Problem requirements:
Go through the entries and transcribe each one exactly, dropping the pictures.

Data extracted from a collection:
%%
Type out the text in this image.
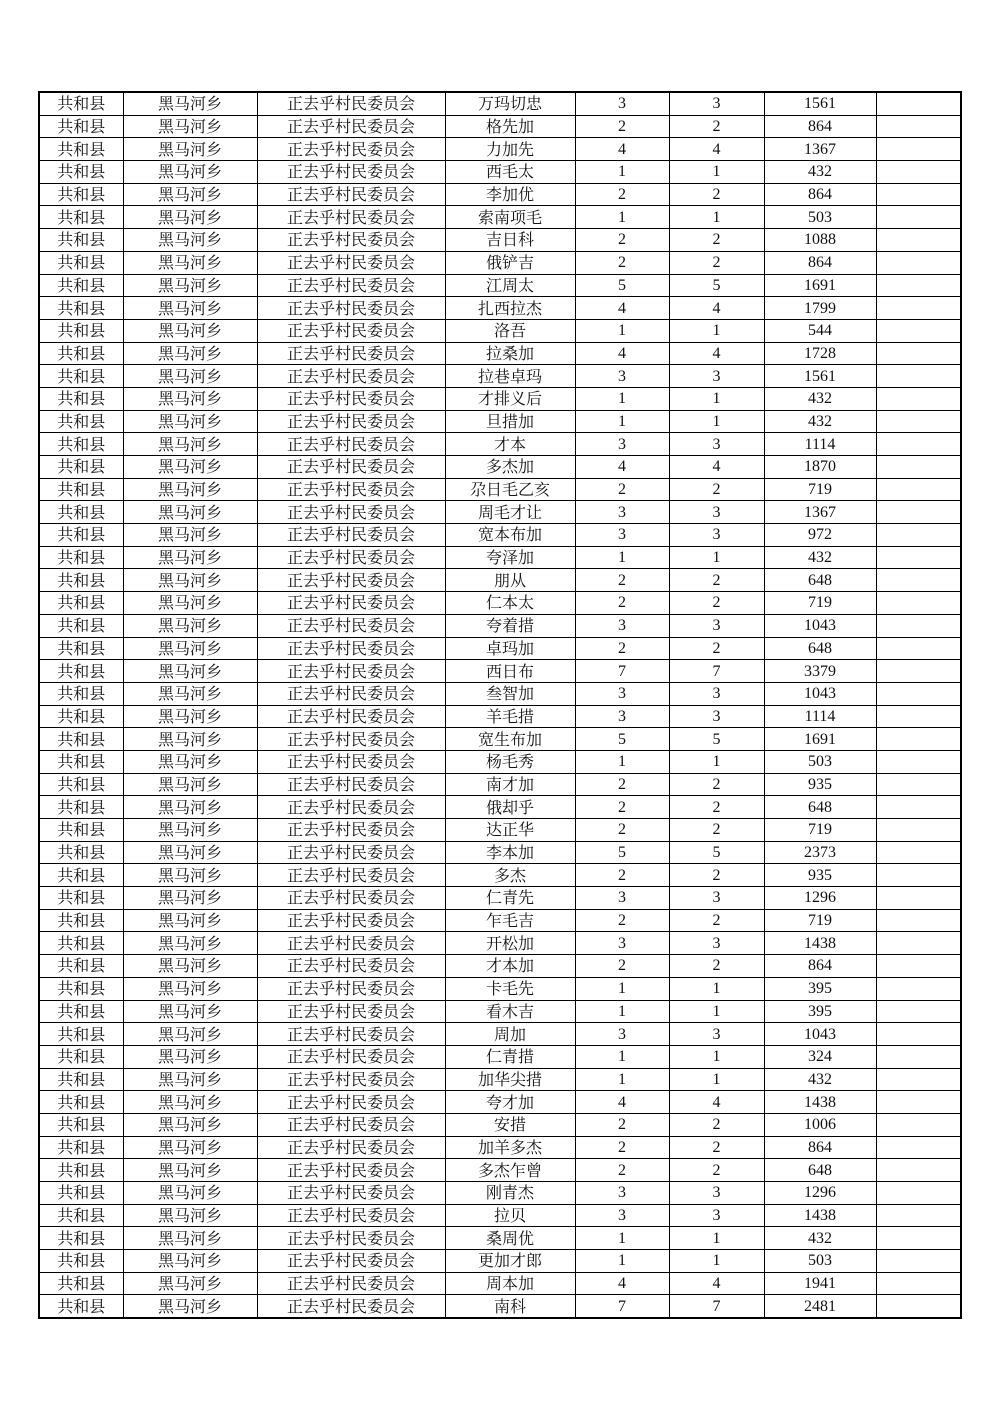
共和县	黑马河乡	正去乎村民委员会	万玛切忠	3	3	1561	
共和县	黑马河乡	正去乎村民委员会	格先加	2	2	864	
共和县	黑马河乡	正去乎村民委员会	力加先	4	4	1367	
共和县	黑马河乡	正去乎村民委员会	西毛太	1	1	432	
共和县	黑马河乡	正去乎村民委员会	李加优	2	2	864	
共和县	黑马河乡	正去乎村民委员会	索南项毛	1	1	503	
共和县	黑马河乡	正去乎村民委员会	吉日科	2	2	1088	
共和县	黑马河乡	正去乎村民委员会	俄铲吉	2	2	864	
共和县	黑马河乡	正去乎村民委员会	江周太	5	5	1691	
共和县	黑马河乡	正去乎村民委员会	扎西拉杰	4	4	1799	
共和县	黑马河乡	正去乎村民委员会	洛吾	1	1	544	
共和县	黑马河乡	正去乎村民委员会	拉桑加	4	4	1728	
共和县	黑马河乡	正去乎村民委员会	拉巷卓玛	3	3	1561	
共和县	黑马河乡	正去乎村民委员会	才排义后	1	1	432	
共和县	黑马河乡	正去乎村民委员会	旦措加	1	1	432	
共和县	黑马河乡	正去乎村民委员会	才本	3	3	1114	
共和县	黑马河乡	正去乎村民委员会	多杰加	4	4	1870	
共和县	黑马河乡	正去乎村民委员会	尕日毛乙亥	2	2	719	
共和县	黑马河乡	正去乎村民委员会	周毛才让	3	3	1367	
共和县	黑马河乡	正去乎村民委员会	宽本布加	3	3	972	
共和县	黑马河乡	正去乎村民委员会	夸泽加	1	1	432	
共和县	黑马河乡	正去乎村民委员会	朋从	2	2	648	
共和县	黑马河乡	正去乎村民委员会	仁本太	2	2	719	
共和县	黑马河乡	正去乎村民委员会	夸着措	3	3	1043	
共和县	黑马河乡	正去乎村民委员会	卓玛加	2	2	648	
共和县	黑马河乡	正去乎村民委员会	西日布	7	7	3379	
共和县	黑马河乡	正去乎村民委员会	叁智加	3	3	1043	
共和县	黑马河乡	正去乎村民委员会	羊毛措	3	3	1114	
共和县	黑马河乡	正去乎村民委员会	宽生布加	5	5	1691	
共和县	黑马河乡	正去乎村民委员会	杨毛秀	1	1	503	
共和县	黑马河乡	正去乎村民委员会	南才加	2	2	935	
共和县	黑马河乡	正去乎村民委员会	俄却乎	2	2	648	
共和县	黑马河乡	正去乎村民委员会	达正华	2	2	719	
共和县	黑马河乡	正去乎村民委员会	李本加	5	5	2373	
共和县	黑马河乡	正去乎村民委员会	多杰	2	2	935	
共和县	黑马河乡	正去乎村民委员会	仁青先	3	3	1296	
共和县	黑马河乡	正去乎村民委员会	乍毛吉	2	2	719	
共和县	黑马河乡	正去乎村民委员会	开松加	3	3	1438	
共和县	黑马河乡	正去乎村民委员会	才本加	2	2	864	
共和县	黑马河乡	正去乎村民委员会	卡毛先	1	1	395	
共和县	黑马河乡	正去乎村民委员会	看木吉	1	1	395	
共和县	黑马河乡	正去乎村民委员会	周加	3	3	1043	
共和县	黑马河乡	正去乎村民委员会	仁青措	1	1	324	
共和县	黑马河乡	正去乎村民委员会	加华尖措	1	1	432	
共和县	黑马河乡	正去乎村民委员会	夸才加	4	4	1438	
共和县	黑马河乡	正去乎村民委员会	安措	2	2	1006	
共和县	黑马河乡	正去乎村民委员会	加羊多杰	2	2	864	
共和县	黑马河乡	正去乎村民委员会	多杰乍曾	2	2	648	
共和县	黑马河乡	正去乎村民委员会	刚青杰	3	3	1296	
共和县	黑马河乡	正去乎村民委员会	拉贝	3	3	1438	
共和县	黑马河乡	正去乎村民委员会	桑周优	1	1	432	
共和县	黑马河乡	正去乎村民委员会	更加才郎	1	1	503	
共和县	黑马河乡	正去乎村民委员会	周本加	4	4	1941	
共和县	黑马河乡	正去乎村民委员会	南科	7	7	2481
%%
The output:
Type out the text in this image.
共和县	黑马河乡	正去乎村民委员会	万玛切忠	3	3	1561	
共和县	黑马河乡	正去乎村民委员会	格先加	2	2	864	
共和县	黑马河乡	正去乎村民委员会	力加先	4	4	1367	
共和县	黑马河乡	正去乎村民委员会	西毛太	1	1	432	
共和县	黑马河乡	正去乎村民委员会	李加优	2	2	864	
共和县	黑马河乡	正去乎村民委员会	索南项毛	1	1	503	
共和县	黑马河乡	正去乎村民委员会	吉日科	2	2	1088	
共和县	黑马河乡	正去乎村民委员会	俄铲吉	2	2	864	
共和县	黑马河乡	正去乎村民委员会	江周太	5	5	1691	
共和县	黑马河乡	正去乎村民委员会	扎西拉杰	4	4	1799	
共和县	黑马河乡	正去乎村民委员会	洛吾	1	1	544	
共和县	黑马河乡	正去乎村民委员会	拉桑加	4	4	1728	
共和县	黑马河乡	正去乎村民委员会	拉巷卓玛	3	3	1561	
共和县	黑马河乡	正去乎村民委员会	才排义后	1	1	432	
共和县	黑马河乡	正去乎村民委员会	旦措加	1	1	432	
共和县	黑马河乡	正去乎村民委员会	才本	3	3	1114	
共和县	黑马河乡	正去乎村民委员会	多杰加	4	4	1870	
共和县	黑马河乡	正去乎村民委员会	尕日毛乙亥	2	2	719	
共和县	黑马河乡	正去乎村民委员会	周毛才让	3	3	1367	
共和县	黑马河乡	正去乎村民委员会	宽本布加	3	3	972	
共和县	黑马河乡	正去乎村民委员会	夸泽加	1	1	432	
共和县	黑马河乡	正去乎村民委员会	朋从	2	2	648	
共和县	黑马河乡	正去乎村民委员会	仁本太	2	2	719	
共和县	黑马河乡	正去乎村民委员会	夸着措	3	3	1043	
共和县	黑马河乡	正去乎村民委员会	卓玛加	2	2	648	
共和县	黑马河乡	正去乎村民委员会	西日布	7	7	3379	
共和县	黑马河乡	正去乎村民委员会	叁智加	3	3	1043	
共和县	黑马河乡	正去乎村民委员会	羊毛措	3	3	1114	
共和县	黑马河乡	正去乎村民委员会	宽生布加	5	5	1691	
共和县	黑马河乡	正去乎村民委员会	杨毛秀	1	1	503	
共和县	黑马河乡	正去乎村民委员会	南才加	2	2	935	
共和县	黑马河乡	正去乎村民委员会	俄却乎	2	2	648	
共和县	黑马河乡	正去乎村民委员会	达正华	2	2	719	
共和县	黑马河乡	正去乎村民委员会	李本加	5	5	2373	
共和县	黑马河乡	正去乎村民委员会	多杰	2	2	935	
共和县	黑马河乡	正去乎村民委员会	仁青先	3	3	1296	
共和县	黑马河乡	正去乎村民委员会	乍毛吉	2	2	719	
共和县	黑马河乡	正去乎村民委员会	开松加	3	3	1438	
共和县	黑马河乡	正去乎村民委员会	才本加	2	2	864	
共和县	黑马河乡	正去乎村民委员会	卡毛先	1	1	395	
共和县	黑马河乡	正去乎村民委员会	看木吉	1	1	395	
共和县	黑马河乡	正去乎村民委员会	周加	3	3	1043	
共和县	黑马河乡	正去乎村民委员会	仁青措	1	1	324	
共和县	黑马河乡	正去乎村民委员会	加华尖措	1	1	432	
共和县	黑马河乡	正去乎村民委员会	夸才加	4	4	1438	
共和县	黑马河乡	正去乎村民委员会	安措	2	2	1006	
共和县	黑马河乡	正去乎村民委员会	加羊多杰	2	2	864	
共和县	黑马河乡	正去乎村民委员会	多杰乍曾	2	2	648	
共和县	黑马河乡	正去乎村民委员会	刚青杰	3	3	1296	
共和县	黑马河乡	正去乎村民委员会	拉贝	3	3	1438	
共和县	黑马河乡	正去乎村民委员会	桑周优	1	1	432	
共和县	黑马河乡	正去乎村民委员会	更加才郎	1	1	503	
共和县	黑马河乡	正去乎村民委员会	周本加	4	4	1941	
共和县	黑马河乡	正去乎村民委员会	南科	7	7	2481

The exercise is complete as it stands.